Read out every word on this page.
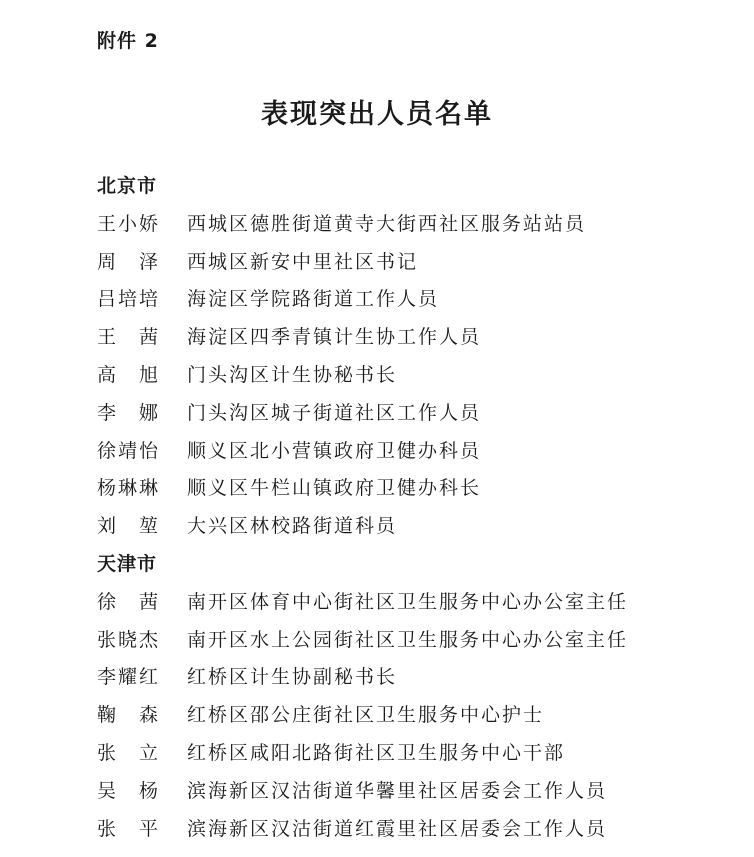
附件 2
表现突出人员名单
北京市
王小娇	西城区德胜街道黄寺大街西社区服务站站员
周　泽	西城区新安中里社区书记
吕培培	海淀区学院路街道工作人员
王　茜	海淀区四季青镇计生协工作人员
高　旭	门头沟区计生协秘书长
李　娜	门头沟区城子街道社区工作人员
徐靖怡	顺义区北小营镇政府卫健办科员
杨琳琳	顺义区牛栏山镇政府卫健办科长
刘　堃	大兴区林校路街道科员
天津市
徐　茜	南开区体育中心街社区卫生服务中心办公室主任
张晓杰	南开区水上公园街社区卫生服务中心办公室主任
李耀红	红桥区计生协副秘书长
鞠　森	红桥区邵公庄街社区卫生服务中心护士
张　立	红桥区咸阳北路街社区卫生服务中心干部
吴　杨	滨海新区汉沽街道华馨里社区居委会工作人员
张　平	滨海新区汉沽街道红霞里社区居委会工作人员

## The task
Copy out the listing exactly as it stands, but not the pictures.

## Final result
Read out every word on this page.
附件 2
表现突出人员名单
北京市
王小娇	西城区德胜街道黄寺大街西社区服务站站员
周　泽	西城区新安中里社区书记
吕培培	海淀区学院路街道工作人员
王　茜	海淀区四季青镇计生协工作人员
高　旭	门头沟区计生协秘书长
李　娜	门头沟区城子街道社区工作人员
徐靖怡	顺义区北小营镇政府卫健办科员
杨琳琳	顺义区牛栏山镇政府卫健办科长
刘　堃	大兴区林校路街道科员
天津市
徐　茜	南开区体育中心街社区卫生服务中心办公室主任
张晓杰	南开区水上公园街社区卫生服务中心办公室主任
李耀红	红桥区计生协副秘书长
鞠　森	红桥区邵公庄街社区卫生服务中心护士
张　立	红桥区咸阳北路街社区卫生服务中心干部
吴　杨	滨海新区汉沽街道华馨里社区居委会工作人员
张　平	滨海新区汉沽街道红霞里社区居委会工作人员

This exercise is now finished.